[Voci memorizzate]
○ ○ ○ ○ ○ ○ ○
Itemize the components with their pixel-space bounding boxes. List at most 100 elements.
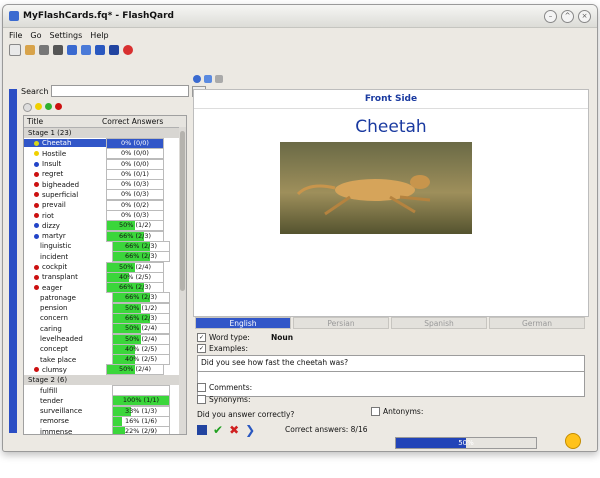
menu-file[interactable]: File	[9, 31, 22, 40]
back-arrow-icon[interactable]	[67, 45, 77, 55]
examples-checkbox[interactable]: ✓	[197, 344, 206, 353]
card-row[interactable]: take place 40% (2/5)	[24, 354, 186, 366]
new-file-icon[interactable]	[9, 44, 21, 56]
card-row[interactable]: concept 40% (2/5)	[24, 343, 186, 355]
tab-english[interactable]: English	[195, 317, 291, 329]
card-row[interactable]: surveillance 33% (1/3)	[24, 405, 186, 417]
status-dot-icon	[34, 161, 39, 167]
card-title: concept	[40, 345, 68, 354]
card-row[interactable]: clumsy 50% (2/4)	[24, 364, 186, 376]
antonyms-checkbox[interactable]	[371, 407, 380, 416]
correct-check-icon[interactable]: ✔	[213, 423, 223, 437]
wrong-cross-icon[interactable]: ✖	[229, 423, 239, 437]
maximize-button[interactable]: ^	[561, 9, 574, 23]
window-title: MyFlashCards.fq* - FlashQard	[23, 11, 174, 21]
card-row[interactable]: riot 0% (0/3)	[24, 210, 186, 222]
card-row[interactable]: transplant 40% (2/5)	[24, 271, 186, 283]
card-row[interactable]: remorse 16% (1/6)	[24, 415, 186, 427]
card-row[interactable]: fulfill	[24, 385, 186, 397]
card-row[interactable]: caring 50% (2/4)	[24, 323, 186, 335]
minimize-button[interactable]: –	[544, 9, 557, 23]
card-row[interactable]: linguistic 66% (2/3)	[24, 240, 186, 252]
filter-yellow-icon[interactable]	[35, 103, 42, 110]
comments-field[interactable]	[197, 371, 585, 397]
card-row[interactable]: superficial 0% (0/3)	[24, 189, 186, 201]
menu-settings[interactable]: Settings	[49, 31, 82, 40]
answer-progress-text: 0% (0/0)	[121, 159, 149, 168]
card-row[interactable]: immense 22% (2/9)	[24, 426, 186, 434]
card-title: regret	[42, 170, 64, 179]
card-row[interactable]: prevail 0% (0/2)	[24, 199, 186, 211]
answer-progress-text: 50% (2/4)	[124, 334, 158, 343]
card-row[interactable]: levelheaded 50% (2/4)	[24, 333, 186, 345]
card-title-cell: eager	[24, 284, 106, 292]
filter-icon[interactable]	[215, 75, 223, 83]
prev-icon[interactable]	[193, 75, 201, 83]
card-title: levelheaded	[40, 335, 83, 344]
col-title[interactable]: Title	[24, 116, 99, 127]
card-title: clumsy	[42, 365, 67, 374]
open-folder-icon[interactable]	[25, 45, 35, 55]
card-row[interactable]: regret 0% (0/1)	[24, 168, 186, 180]
card-title: patronage	[40, 293, 76, 302]
card-icon[interactable]	[197, 425, 207, 435]
tab-spanish[interactable]: Spanish	[391, 317, 487, 329]
card-row[interactable]: pension 50% (1/2)	[24, 302, 186, 314]
quit-icon[interactable]	[123, 45, 133, 55]
next-arrow-icon[interactable]: ❯	[245, 423, 255, 437]
card-row[interactable]: concern 66% (2/3)	[24, 313, 186, 324]
card-title: linguistic	[40, 242, 72, 251]
synonyms-checkbox[interactable]	[197, 395, 206, 404]
filter-red-icon[interactable]	[55, 103, 62, 110]
card-title: prevail	[42, 201, 66, 210]
card-row[interactable]: Cheetah 0% (0/0)	[24, 137, 186, 149]
col-correct-answers[interactable]: Correct Answers	[99, 116, 182, 127]
card-row[interactable]: bigheaded 0% (0/3)	[24, 179, 186, 191]
next-card-icon[interactable]	[81, 45, 91, 55]
card-row[interactable]: dizzy 50% (1/2)	[24, 220, 186, 232]
tab-german[interactable]: German	[489, 317, 585, 329]
antonyms-row: Antonyms:	[371, 407, 423, 416]
answer-progress-text: 50% (2/4)	[118, 262, 152, 271]
card-row[interactable]: Insult 0% (0/0)	[24, 158, 186, 170]
card-title-cell: concern	[24, 314, 112, 322]
comments-checkbox[interactable]	[197, 383, 206, 392]
tab-persian[interactable]: Persian	[293, 317, 389, 329]
card-title-cell: Cheetah	[24, 139, 106, 148]
search-input[interactable]	[51, 85, 190, 97]
card-row[interactable]: martyr 66% (2/3)	[24, 230, 186, 242]
answer-progress-text: 0% (0/3)	[121, 180, 149, 189]
card-row[interactable]: patronage 66% (2/3)	[24, 292, 186, 304]
status-dot-icon	[34, 285, 39, 291]
filter-green-icon[interactable]	[45, 103, 52, 110]
card-icon[interactable]	[109, 45, 119, 55]
card-title-cell: patronage	[24, 294, 112, 302]
status-dot-icon	[34, 223, 39, 229]
menu-go[interactable]: Go	[30, 31, 41, 40]
card-title-cell: dizzy	[24, 222, 106, 230]
correct-answers-count: Correct answers: 8/16	[285, 425, 368, 434]
card-title: surveillance	[40, 407, 83, 416]
filter-all-icon[interactable]	[23, 103, 32, 112]
save-icon[interactable]	[53, 45, 63, 55]
close-button[interactable]: ×	[578, 9, 591, 23]
card-row[interactable]: tender 100% (1/1)	[24, 395, 186, 407]
list-icon[interactable]	[95, 45, 105, 55]
card-row[interactable]: eager 66% (2/3)	[24, 282, 186, 294]
card-row[interactable]: incident 66% (2/3)	[24, 251, 186, 263]
edit-icon[interactable]	[39, 45, 49, 55]
word-type-checkbox[interactable]: ✓	[197, 333, 206, 342]
answer-progress-text: 66% (2/3)	[124, 314, 158, 322]
filter-dots	[23, 103, 62, 112]
stage-row[interactable]: Stage 1 (23)	[24, 128, 186, 139]
stage-row[interactable]: Stage 2 (6)	[24, 375, 186, 386]
card-title: martyr	[42, 232, 66, 241]
card-row[interactable]: cockpit 50% (2/4)	[24, 261, 186, 273]
tree-scrollbar[interactable]	[179, 127, 186, 434]
swap-icon[interactable]	[204, 75, 212, 83]
card-title-cell: superficial	[24, 191, 106, 199]
word-type-row: ✓ Word type: Noun	[197, 333, 293, 342]
card-row[interactable]: Hostile 0% (0/0)	[24, 148, 186, 160]
answer-progress-fill	[113, 416, 122, 426]
menu-help[interactable]: Help	[90, 31, 108, 40]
○ ○ ○ ○ ○ ○ ○
▶ Cosa si chiede:
Riporta queste righe in una tabella Markdown con le colonne «Numero» e «Riga», numerandole e saltando quelle vuote. Includi tutte le voci ma togli le immagini.

▶ Risposta scritta:
| Numero | Riga |
|---|---|
| 1 | Itemize the components with their pixel-space bounding boxes. List at most 100 elements. |
| 2 | menu-file[interactable]: File	[9, 31, 22, 40] |
| 3 | back-arrow-icon[interactable]	[67, 45, 77, 55] |
| 4 | examples-checkbox[interactable]: ✓	[197, 344, 206, 353] |
| 5 | card-row[interactable]: take place 40% (2/5)	[24, 354, 186, 366] |
| 6 | new-file-icon[interactable]	[9, 44, 21, 56] |
| 7 | card-row[interactable]: concept 40% (2/5)	[24, 343, 186, 355] |
| 8 | tab-english[interactable]: English	[195, 317, 291, 329] |
| 9 | card-row[interactable]: surveillance 33% (1/3)	[24, 405, 186, 417] |
| 10 | status-dot-icon	[34, 161, 39, 167] |
| 11 | card-title: concept	[40, 345, 68, 354] |
| 12 | card-row[interactable]: clumsy 50% (2/4)	[24, 364, 186, 376] |
| 13 | antonyms-checkbox[interactable]	[371, 407, 380, 416] |
| 14 | correct-check-icon[interactable]: ✔	[213, 423, 223, 437] |
| 15 | wrong-cross-icon[interactable]: ✖	[229, 423, 239, 437] |
| 16 | maximize-button[interactable]: ^	[561, 9, 574, 23] |
| 17 | window-title: MyFlashCards.fq* - FlashQard	[23, 11, 174, 21] |
| 18 | card-row[interactable]: riot 0% (0/3)	[24, 210, 186, 222] |
| 19 | card-row[interactable]: transplant 40% (2/5)	[24, 271, 186, 283] |
| 20 | card-row[interactable]: remorse 16% (1/6)	[24, 415, 186, 427] |
| 21 | card-row[interactable]: fulfill	[24, 385, 186, 397] |
| 22 | card-row[interactable]: caring 50% (2/4)	[24, 323, 186, 335] |
| 23 | minimize-button[interactable]: –	[544, 9, 557, 23] |
| 24 | card-row[interactable]: linguistic 66% (2/3)	[24, 240, 186, 252] |
| 25 | filter-yellow-icon[interactable]	[35, 103, 42, 110] |
| 26 | comments-field[interactable]	[197, 371, 585, 397] |
| 27 | card-row[interactable]: superficial 0% (0/3)	[24, 189, 186, 201] |
| 28 | menu-settings[interactable]: Settings	[49, 31, 82, 40] |
| 29 | answer-progress-text: 0% (0/0)	[121, 159, 149, 168] |
| 30 | card-row[interactable]: immense 22% (2/9)	[24, 426, 186, 434] |
| 31 | card-title: regret	[42, 170, 64, 179] |
| 32 | card-row[interactable]: prevail 0% (0/2)	[24, 199, 186, 211] |
| 33 | answer-progress-text: 50% (2/4)	[124, 334, 158, 343] |
| 34 | card-row[interactable]: levelheaded 50% (2/4)	[24, 333, 186, 345] |
| 35 | card-title-cell: eager	[24, 284, 106, 292] |
| 36 | filter-icon[interactable]	[215, 75, 223, 83] |
| 37 | prev-icon[interactable]	[193, 75, 201, 83] |
| 38 | card-title: levelheaded	[40, 335, 83, 344] |
| 39 | col-title[interactable]: Title	[24, 116, 99, 127] |
| 40 | card-title: clumsy	[42, 365, 67, 374] |
| 41 | open-folder-icon[interactable]	[25, 45, 35, 55] |
| 42 | card-row[interactable]: regret 0% (0/1)	[24, 168, 186, 180] |
| 43 | card-title: patronage	[40, 293, 76, 302] |
| 44 | card-icon[interactable]	[197, 425, 207, 435] |
| 45 | tab-spanish[interactable]: Spanish	[391, 317, 487, 329] |
| 46 | card-row[interactable]: pension 50% (1/2)	[24, 302, 186, 314] |
| 47 | quit-icon[interactable]	[123, 45, 133, 55] |
| 48 | next-arrow-icon[interactable]: ❯	[245, 423, 255, 437] |
| 49 | card-row[interactable]: concern 66% (2/3)	[24, 313, 186, 324] |
| 50 | card-title: linguistic	[40, 242, 72, 251] |
| 51 | synonyms-checkbox[interactable]	[197, 395, 206, 404] |
| 52 | filter-red-icon[interactable]	[55, 103, 62, 110] |
| 53 | card-title: prevail	[42, 201, 66, 210] |
| 54 | card-row[interactable]: Cheetah 0% (0/0)	[24, 137, 186, 149] |
| 55 | col-correct-answers[interactable]: Correct Answers	[99, 116, 182, 127] |
| 56 | card-row[interactable]: bigheaded 0% (0/3)	[24, 179, 186, 191] |
| 57 | next-card-icon[interactable]	[81, 45, 91, 55] |
| 58 | card-row[interactable]: dizzy 50% (1/2)	[24, 220, 186, 232] |
| 59 | tab-german[interactable]: German	[489, 317, 585, 329] |
| 60 | antonyms-row: Antonyms:	[371, 407, 423, 416] |
| 61 | answer-progress-text: 50% (2/4)	[118, 262, 152, 271] |
| 62 | card-row[interactable]: Insult 0% (0/0)	[24, 158, 186, 170] |
| 63 | card-title-cell: concern	[24, 314, 112, 322] |
| 64 | comments-checkbox[interactable]	[197, 383, 206, 392] |
| 65 | tab-persian[interactable]: Persian	[293, 317, 389, 329] |
| 66 | card-title-cell: Cheetah	[24, 139, 106, 148] |
| 67 | search-input[interactable]	[51, 85, 190, 97] |
| 68 | card-row[interactable]: martyr 66% (2/3)	[24, 230, 186, 242] |
| 69 | answer-progress-text: 0% (0/3)	[121, 180, 149, 189] |
| 70 | card-row[interactable]: patronage 66% (2/3)	[24, 292, 186, 304] |
| 71 | status-dot-icon	[34, 285, 39, 291] |
| 72 | filter-green-icon[interactable]	[45, 103, 52, 110] |
| 73 | card-icon[interactable]	[109, 45, 119, 55] |
| 74 | card-title-cell: patronage	[24, 294, 112, 302] |
| 75 | status-dot-icon	[34, 223, 39, 229] |
| 76 | menu-go[interactable]: Go	[30, 31, 41, 40] |
| 77 | card-title-cell: dizzy	[24, 222, 106, 230] |
| 78 | correct-answers-count: Correct answers: 8/16	[285, 425, 368, 434] |
| 79 | card-title: surveillance	[40, 407, 83, 416] |
| 80 | filter-all-icon[interactable]	[23, 103, 32, 112] |
| 81 | save-icon[interactable]	[53, 45, 63, 55] |
| 82 | close-button[interactable]: ×	[578, 9, 591, 23] |
| 83 | card-row[interactable]: tender 100% (1/1)	[24, 395, 186, 407] |
| 84 | list-icon[interactable]	[95, 45, 105, 55] |
| 85 | card-row[interactable]: eager 66% (2/3)	[24, 282, 186, 294] |
| 86 | card-row[interactable]: incident 66% (2/3)	[24, 251, 186, 263] |
| 87 | edit-icon[interactable]	[39, 45, 49, 55] |
| 88 | word-type-checkbox[interactable]: ✓	[197, 333, 206, 342] |
| 89 | answer-progress-text: 66% (2/3)	[124, 314, 158, 322] |
| 90 | filter-dots	[23, 103, 62, 112] |
| 91 | stage-row[interactable]: Stage 1 (23)	[24, 128, 186, 139] |
| 92 | stage-row[interactable]: Stage 2 (6)	[24, 375, 186, 386] |
| 93 | card-title: martyr	[42, 232, 66, 241] |
| 94 | card-row[interactable]: cockpit 50% (2/4)	[24, 261, 186, 273] |
| 95 | tree-scrollbar[interactable]	[179, 127, 186, 434] |
| 96 | swap-icon[interactable]	[204, 75, 212, 83] |
| 97 | card-title-cell: superficial	[24, 191, 106, 199] |
| 98 | word-type-row: ✓ Word type: Noun	[197, 333, 293, 342] |
| 99 | card-row[interactable]: Hostile 0% (0/0)	[24, 148, 186, 160] |
| 100 | answer-progress-fill	[113, 416, 122, 426] |
| 101 | menu-help[interactable]: Help	[90, 31, 108, 40] |